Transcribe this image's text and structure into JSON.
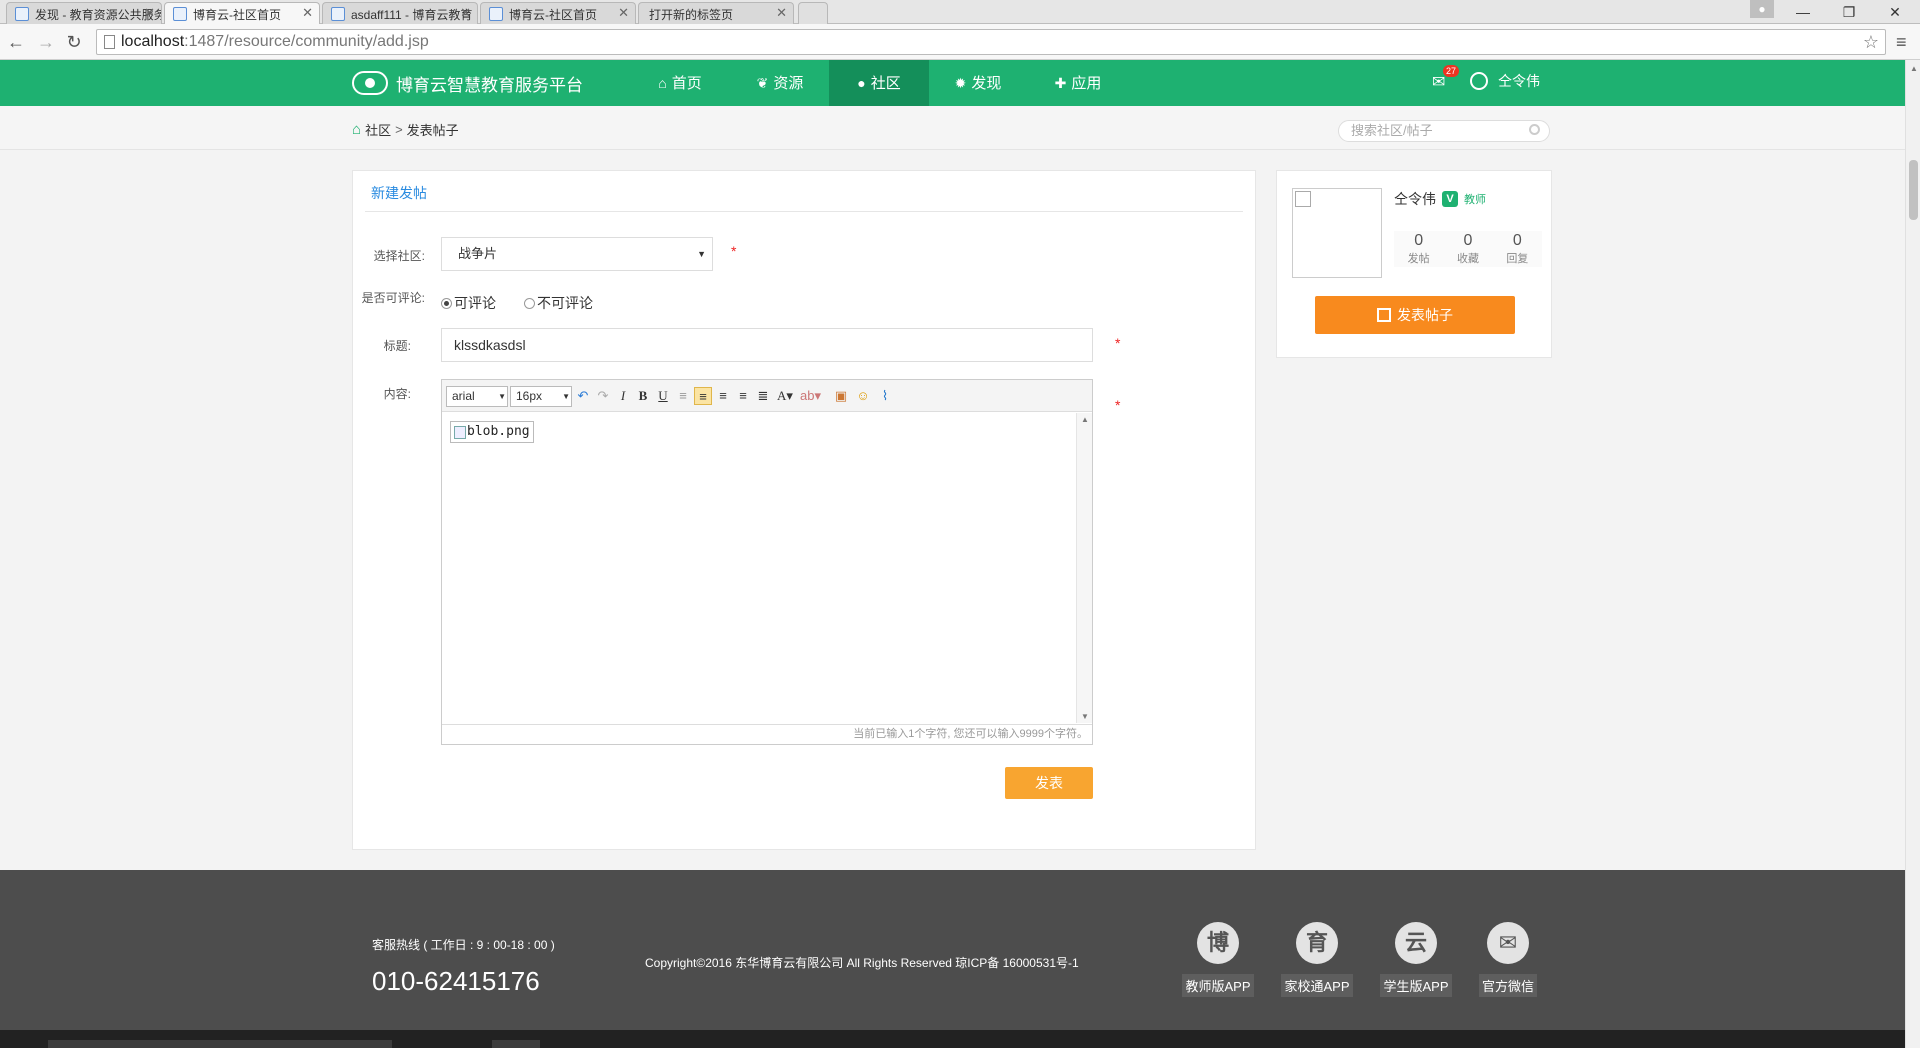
{
  "browser": {
    "tabs": [
      {
        "label": "发现 - 教育资源公共服务平"
      },
      {
        "label": "博育云-社区首页"
      },
      {
        "label": "asdaff111 - 博育云教育"
      },
      {
        "label": "博育云-社区首页"
      },
      {
        "label": "打开新的标签页"
      }
    ],
    "url_host": "localhost",
    "url_path": ":1487/resource/community/add.jsp"
  },
  "header": {
    "logo_text": "博育云智慧教育服务平台",
    "nav": [
      {
        "label": "首页",
        "icon": "home-icon",
        "glyph": "⌂"
      },
      {
        "label": "资源",
        "icon": "leaf-icon",
        "glyph": "❦"
      },
      {
        "label": "社区",
        "icon": "drop-icon",
        "glyph": "●"
      },
      {
        "label": "发现",
        "icon": "sun-icon",
        "glyph": "✹"
      },
      {
        "label": "应用",
        "icon": "plus-square-icon",
        "glyph": "✚"
      }
    ],
    "mail_count": "27",
    "user_name": "仝令伟",
    "accent": "#1eb171"
  },
  "breadcrumb": {
    "root": "社区",
    "sep": ">",
    "current": "发表帖子"
  },
  "search": {
    "placeholder": "搜索社区/帖子"
  },
  "form": {
    "panel_title": "新建发帖",
    "community_label": "选择社区:",
    "community_value": "战争片",
    "comment_label": "是否可评论:",
    "comment_options": [
      "可评论",
      "不可评论"
    ],
    "comment_selected": "可评论",
    "title_label": "标题:",
    "title_value": "klssdkasdsl",
    "content_label": "内容:",
    "required_mark": "*",
    "editor": {
      "font": "arial",
      "size": "16px",
      "image_alt": "blob.png",
      "counter": "当前已输入1个字符, 您还可以输入9999个字符。"
    },
    "submit_label": "发表"
  },
  "profile": {
    "name": "仝令伟",
    "role": "教师",
    "verified_glyph": "V",
    "stats": [
      {
        "value": "0",
        "label": "发帖"
      },
      {
        "value": "0",
        "label": "收藏"
      },
      {
        "value": "0",
        "label": "回复"
      }
    ],
    "post_button": "发表帖子"
  },
  "footer": {
    "hotline_label": "客服热线 ( 工作日 : 9 : 00-18 : 00 )",
    "hotline": "010-62415176",
    "copyright": "Copyright©2016 东华博育云有限公司 All Rights Reserved 琼ICP备 16000531号-1",
    "apps": [
      {
        "glyph": "博",
        "label": "教师版APP"
      },
      {
        "glyph": "育",
        "label": "家校通APP"
      },
      {
        "glyph": "云",
        "label": "学生版APP"
      },
      {
        "glyph": "✉",
        "label": "官方微信"
      }
    ]
  }
}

INSTRUCTIONS FOR THE TASK
Each record above must be returned exactly as written, with its pictures omitted.

WORKED SOLUTION
Transcribe this image's text and structure into JSON.
{
  "browser": {
    "tabs": [
      {
        "label": "发现 - 教育资源公共服务平"
      },
      {
        "label": "博育云-社区首页"
      },
      {
        "label": "asdaff111 - 博育云教育"
      },
      {
        "label": "博育云-社区首页"
      },
      {
        "label": "打开新的标签页"
      }
    ],
    "url_host": "localhost",
    "url_path": ":1487/resource/community/add.jsp"
  },
  "header": {
    "logo_text": "博育云智慧教育服务平台",
    "nav": [
      {
        "label": "首页",
        "icon": "home-icon",
        "glyph": "⌂"
      },
      {
        "label": "资源",
        "icon": "leaf-icon",
        "glyph": "❦"
      },
      {
        "label": "社区",
        "icon": "drop-icon",
        "glyph": "●"
      },
      {
        "label": "发现",
        "icon": "sun-icon",
        "glyph": "✹"
      },
      {
        "label": "应用",
        "icon": "plus-square-icon",
        "glyph": "✚"
      }
    ],
    "mail_count": "27",
    "user_name": "仝令伟",
    "accent": "#1eb171"
  },
  "breadcrumb": {
    "root": "社区",
    "sep": ">",
    "current": "发表帖子"
  },
  "search": {
    "placeholder": "搜索社区/帖子"
  },
  "form": {
    "panel_title": "新建发帖",
    "community_label": "选择社区:",
    "community_value": "战争片",
    "comment_label": "是否可评论:",
    "comment_options": [
      "可评论",
      "不可评论"
    ],
    "comment_selected": "可评论",
    "title_label": "标题:",
    "title_value": "klssdkasdsl",
    "content_label": "内容:",
    "required_mark": "*",
    "editor": {
      "font": "arial",
      "size": "16px",
      "image_alt": "blob.png",
      "counter": "当前已输入1个字符, 您还可以输入9999个字符。"
    },
    "submit_label": "发表"
  },
  "profile": {
    "name": "仝令伟",
    "role": "教师",
    "verified_glyph": "V",
    "stats": [
      {
        "value": "0",
        "label": "发帖"
      },
      {
        "value": "0",
        "label": "收藏"
      },
      {
        "value": "0",
        "label": "回复"
      }
    ],
    "post_button": "发表帖子"
  },
  "footer": {
    "hotline_label": "客服热线 ( 工作日 : 9 : 00-18 : 00 )",
    "hotline": "010-62415176",
    "copyright": "Copyright©2016 东华博育云有限公司 All Rights Reserved 琼ICP备 16000531号-1",
    "apps": [
      {
        "glyph": "博",
        "label": "教师版APP"
      },
      {
        "glyph": "育",
        "label": "家校通APP"
      },
      {
        "glyph": "云",
        "label": "学生版APP"
      },
      {
        "glyph": "✉",
        "label": "官方微信"
      }
    ]
  }
}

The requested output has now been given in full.